GIVEN TASK: Reproduce the records exactly.

INFORMATION PROVIDED:
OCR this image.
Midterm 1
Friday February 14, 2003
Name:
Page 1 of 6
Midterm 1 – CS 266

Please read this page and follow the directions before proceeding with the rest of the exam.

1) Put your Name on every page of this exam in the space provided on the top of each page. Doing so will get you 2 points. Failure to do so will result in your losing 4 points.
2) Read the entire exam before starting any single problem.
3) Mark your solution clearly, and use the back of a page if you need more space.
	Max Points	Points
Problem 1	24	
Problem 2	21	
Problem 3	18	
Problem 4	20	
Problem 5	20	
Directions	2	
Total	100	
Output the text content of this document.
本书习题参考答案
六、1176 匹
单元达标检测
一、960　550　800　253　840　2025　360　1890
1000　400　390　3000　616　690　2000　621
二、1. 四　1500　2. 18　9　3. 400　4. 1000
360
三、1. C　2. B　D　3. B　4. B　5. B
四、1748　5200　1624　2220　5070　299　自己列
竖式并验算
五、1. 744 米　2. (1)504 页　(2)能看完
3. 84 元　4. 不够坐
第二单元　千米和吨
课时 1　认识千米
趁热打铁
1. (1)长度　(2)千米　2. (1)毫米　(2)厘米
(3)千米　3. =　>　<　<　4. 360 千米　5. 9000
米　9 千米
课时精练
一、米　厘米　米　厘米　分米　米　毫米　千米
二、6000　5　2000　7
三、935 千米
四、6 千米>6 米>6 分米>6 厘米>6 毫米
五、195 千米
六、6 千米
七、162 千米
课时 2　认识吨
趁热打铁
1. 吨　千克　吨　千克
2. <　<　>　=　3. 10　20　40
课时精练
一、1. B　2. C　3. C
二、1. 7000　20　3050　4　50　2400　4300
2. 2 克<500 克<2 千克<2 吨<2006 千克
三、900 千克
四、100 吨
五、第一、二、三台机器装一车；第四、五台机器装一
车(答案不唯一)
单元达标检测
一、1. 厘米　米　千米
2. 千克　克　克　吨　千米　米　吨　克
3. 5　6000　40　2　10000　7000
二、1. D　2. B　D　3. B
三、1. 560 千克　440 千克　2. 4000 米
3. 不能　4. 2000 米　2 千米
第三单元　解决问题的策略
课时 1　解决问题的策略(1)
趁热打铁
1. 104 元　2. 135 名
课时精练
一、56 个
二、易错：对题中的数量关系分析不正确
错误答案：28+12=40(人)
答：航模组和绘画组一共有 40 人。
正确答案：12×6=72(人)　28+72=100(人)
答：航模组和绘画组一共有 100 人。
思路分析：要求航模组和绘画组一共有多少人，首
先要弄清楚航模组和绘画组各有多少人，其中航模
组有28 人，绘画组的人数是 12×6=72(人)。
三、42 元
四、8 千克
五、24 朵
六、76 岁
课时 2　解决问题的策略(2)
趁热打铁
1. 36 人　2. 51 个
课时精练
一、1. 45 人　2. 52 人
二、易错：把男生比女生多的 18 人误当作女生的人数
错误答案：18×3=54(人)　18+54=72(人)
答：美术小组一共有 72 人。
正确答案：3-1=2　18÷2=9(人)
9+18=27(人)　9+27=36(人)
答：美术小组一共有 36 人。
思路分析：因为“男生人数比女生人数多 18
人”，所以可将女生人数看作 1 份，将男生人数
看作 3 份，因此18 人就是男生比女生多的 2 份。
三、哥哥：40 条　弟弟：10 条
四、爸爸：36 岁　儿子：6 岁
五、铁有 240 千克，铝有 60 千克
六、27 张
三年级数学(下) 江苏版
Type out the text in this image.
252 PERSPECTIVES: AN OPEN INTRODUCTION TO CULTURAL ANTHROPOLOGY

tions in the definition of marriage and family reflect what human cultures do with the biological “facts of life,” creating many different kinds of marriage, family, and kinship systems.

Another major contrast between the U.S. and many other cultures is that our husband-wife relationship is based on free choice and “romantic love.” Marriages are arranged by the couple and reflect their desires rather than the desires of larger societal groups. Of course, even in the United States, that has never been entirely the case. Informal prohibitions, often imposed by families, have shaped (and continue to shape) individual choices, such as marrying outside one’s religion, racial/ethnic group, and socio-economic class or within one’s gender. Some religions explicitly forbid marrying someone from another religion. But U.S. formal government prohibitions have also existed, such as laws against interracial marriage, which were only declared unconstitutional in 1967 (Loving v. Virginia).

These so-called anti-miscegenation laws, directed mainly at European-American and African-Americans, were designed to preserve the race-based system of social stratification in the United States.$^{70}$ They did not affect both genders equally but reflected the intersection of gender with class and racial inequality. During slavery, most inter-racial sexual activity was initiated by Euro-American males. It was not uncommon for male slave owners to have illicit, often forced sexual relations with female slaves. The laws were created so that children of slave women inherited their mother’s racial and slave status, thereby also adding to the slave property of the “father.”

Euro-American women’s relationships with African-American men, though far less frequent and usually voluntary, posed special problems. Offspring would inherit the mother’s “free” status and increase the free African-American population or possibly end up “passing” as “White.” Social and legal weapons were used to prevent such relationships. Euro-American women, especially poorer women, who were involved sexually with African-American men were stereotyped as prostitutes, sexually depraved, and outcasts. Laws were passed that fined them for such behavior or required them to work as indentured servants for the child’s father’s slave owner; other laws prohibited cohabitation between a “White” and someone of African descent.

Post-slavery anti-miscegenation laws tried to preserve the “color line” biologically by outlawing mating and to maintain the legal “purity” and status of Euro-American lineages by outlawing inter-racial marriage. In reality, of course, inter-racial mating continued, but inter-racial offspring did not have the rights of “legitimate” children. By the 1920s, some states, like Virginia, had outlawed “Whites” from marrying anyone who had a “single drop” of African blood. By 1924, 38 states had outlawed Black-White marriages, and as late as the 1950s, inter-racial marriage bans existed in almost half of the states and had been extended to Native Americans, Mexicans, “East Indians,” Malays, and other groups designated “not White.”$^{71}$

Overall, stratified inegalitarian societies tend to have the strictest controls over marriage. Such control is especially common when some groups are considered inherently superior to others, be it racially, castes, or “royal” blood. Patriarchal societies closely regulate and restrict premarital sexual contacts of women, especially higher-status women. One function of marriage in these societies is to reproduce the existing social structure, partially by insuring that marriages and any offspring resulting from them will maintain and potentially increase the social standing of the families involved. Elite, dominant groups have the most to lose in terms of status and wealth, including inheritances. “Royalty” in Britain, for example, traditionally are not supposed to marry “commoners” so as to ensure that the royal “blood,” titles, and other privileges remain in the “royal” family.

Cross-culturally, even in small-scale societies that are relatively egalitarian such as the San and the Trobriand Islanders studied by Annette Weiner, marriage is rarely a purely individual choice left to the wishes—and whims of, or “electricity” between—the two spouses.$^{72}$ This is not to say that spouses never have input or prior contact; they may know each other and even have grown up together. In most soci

RESPONSE FOR THIS EXERCISE:
OCR this image.
Midterm 1
Friday February 14, 2003
Name:
Page 1 of 6
Midterm 1 – CS 266

Please read this page and follow the directions before proceeding with the rest of the exam.

1) Put your Name on every page of this exam in the space provided on the top of each page. Doing so will get you 2 points. Failure to do so will result in your losing 4 points.
2) Read the entire exam before starting any single problem.
3) Mark your solution clearly, and use the back of a page if you need more space.
	Max Points	Points
Problem 1	24	
Problem 2	21	
Problem 3	18	
Problem 4	20	
Problem 5	20	
Directions	2	
Total	100	
Output the text content of this document.
本书习题参考答案
六、1176 匹
单元达标检测
一、960　550　800　253　840　2025　360　1890
1000　400　390　3000　616　690　2000　621
二、1. 四　1500　2. 18　9　3. 400　4. 1000
360
三、1. C　2. B　D　3. B　4. B　5. B
四、1748　5200　1624　2220　5070　299　自己列
竖式并验算
五、1. 744 米　2. (1)504 页　(2)能看完
3. 84 元　4. 不够坐
第二单元　千米和吨
课时 1　认识千米
趁热打铁
1. (1)长度　(2)千米　2. (1)毫米　(2)厘米
(3)千米　3. =　>　<　<　4. 360 千米　5. 9000
米　9 千米
课时精练
一、米　厘米　米　厘米　分米　米　毫米　千米
二、6000　5　2000　7
三、935 千米
四、6 千米>6 米>6 分米>6 厘米>6 毫米
五、195 千米
六、6 千米
七、162 千米
课时 2　认识吨
趁热打铁
1. 吨　千克　吨　千克
2. <　<　>　=　3. 10　20　40
课时精练
一、1. B　2. C　3. C
二、1. 7000　20　3050　4　50　2400　4300
2. 2 克<500 克<2 千克<2 吨<2006 千克
三、900 千克
四、100 吨
五、第一、二、三台机器装一车；第四、五台机器装一
车(答案不唯一)
单元达标检测
一、1. 厘米　米　千米
2. 千克　克　克　吨　千米　米　吨　克
3. 5　6000　40　2　10000　7000
二、1. D　2. B　D　3. B
三、1. 560 千克　440 千克　2. 4000 米
3. 不能　4. 2000 米　2 千米
第三单元　解决问题的策略
课时 1　解决问题的策略(1)
趁热打铁
1. 104 元　2. 135 名
课时精练
一、56 个
二、易错：对题中的数量关系分析不正确
错误答案：28+12=40(人)
答：航模组和绘画组一共有 40 人。
正确答案：12×6=72(人)　28+72=100(人)
答：航模组和绘画组一共有 100 人。
思路分析：要求航模组和绘画组一共有多少人，首
先要弄清楚航模组和绘画组各有多少人，其中航模
组有28 人，绘画组的人数是 12×6=72(人)。
三、42 元
四、8 千克
五、24 朵
六、76 岁
课时 2　解决问题的策略(2)
趁热打铁
1. 36 人　2. 51 个
课时精练
一、1. 45 人　2. 52 人
二、易错：把男生比女生多的 18 人误当作女生的人数
错误答案：18×3=54(人)　18+54=72(人)
答：美术小组一共有 72 人。
正确答案：3-1=2　18÷2=9(人)
9+18=27(人)　9+27=36(人)
答：美术小组一共有 36 人。
思路分析：因为“男生人数比女生人数多 18
人”，所以可将女生人数看作 1 份，将男生人数
看作 3 份，因此18 人就是男生比女生多的 2 份。
三、哥哥：40 条　弟弟：10 条
四、爸爸：36 岁　儿子：6 岁
五、铁有 240 千克，铝有 60 千克
六、27 张
三年级数学(下) 江苏版
Type out the text in this image.
252 PERSPECTIVES: AN OPEN INTRODUCTION TO CULTURAL ANTHROPOLOGY

tions in the definition of marriage and family reflect what human cultures do with the biological “facts of life,” creating many different kinds of marriage, family, and kinship systems.

Another major contrast between the U.S. and many other cultures is that our husband-wife relationship is based on free choice and “romantic love.” Marriages are arranged by the couple and reflect their desires rather than the desires of larger societal groups. Of course, even in the United States, that has never been entirely the case. Informal prohibitions, often imposed by families, have shaped (and continue to shape) individual choices, such as marrying outside one’s religion, racial/ethnic group, and socio-economic class or within one’s gender. Some religions explicitly forbid marrying someone from another religion. But U.S. formal government prohibitions have also existed, such as laws against interracial marriage, which were only declared unconstitutional in 1967 (Loving v. Virginia).

These so-called anti-miscegenation laws, directed mainly at European-American and African-Americans, were designed to preserve the race-based system of social stratification in the United States.$^{70}$ They did not affect both genders equally but reflected the intersection of gender with class and racial inequality. During slavery, most inter-racial sexual activity was initiated by Euro-American males. It was not uncommon for male slave owners to have illicit, often forced sexual relations with female slaves. The laws were created so that children of slave women inherited their mother’s racial and slave status, thereby also adding to the slave property of the “father.”

Euro-American women’s relationships with African-American men, though far less frequent and usually voluntary, posed special problems. Offspring would inherit the mother’s “free” status and increase the free African-American population or possibly end up “passing” as “White.” Social and legal weapons were used to prevent such relationships. Euro-American women, especially poorer women, who were involved sexually with African-American men were stereotyped as prostitutes, sexually depraved, and outcasts. Laws were passed that fined them for such behavior or required them to work as indentured servants for the child’s father’s slave owner; other laws prohibited cohabitation between a “White” and someone of African descent.

Post-slavery anti-miscegenation laws tried to preserve the “color line” biologically by outlawing mating and to maintain the legal “purity” and status of Euro-American lineages by outlawing inter-racial marriage. In reality, of course, inter-racial mating continued, but inter-racial offspring did not have the rights of “legitimate” children. By the 1920s, some states, like Virginia, had outlawed “Whites” from marrying anyone who had a “single drop” of African blood. By 1924, 38 states had outlawed Black-White marriages, and as late as the 1950s, inter-racial marriage bans existed in almost half of the states and had been extended to Native Americans, Mexicans, “East Indians,” Malays, and other groups designated “not White.”$^{71}$

Overall, stratified inegalitarian societies tend to have the strictest controls over marriage. Such control is especially common when some groups are considered inherently superior to others, be it racially, castes, or “royal” blood. Patriarchal societies closely regulate and restrict premarital sexual contacts of women, especially higher-status women. One function of marriage in these societies is to reproduce the existing social structure, partially by insuring that marriages and any offspring resulting from them will maintain and potentially increase the social standing of the families involved. Elite, dominant groups have the most to lose in terms of status and wealth, including inheritances. “Royalty” in Britain, for example, traditionally are not supposed to marry “commoners” so as to ensure that the royal “blood,” titles, and other privileges remain in the “royal” family.

Cross-culturally, even in small-scale societies that are relatively egalitarian such as the San and the Trobriand Islanders studied by Annette Weiner, marriage is rarely a purely individual choice left to the wishes—and whims of, or “electricity” between—the two spouses.$^{72}$ This is not to say that spouses never have input or prior contact; they may know each other and even have grown up together. In most soci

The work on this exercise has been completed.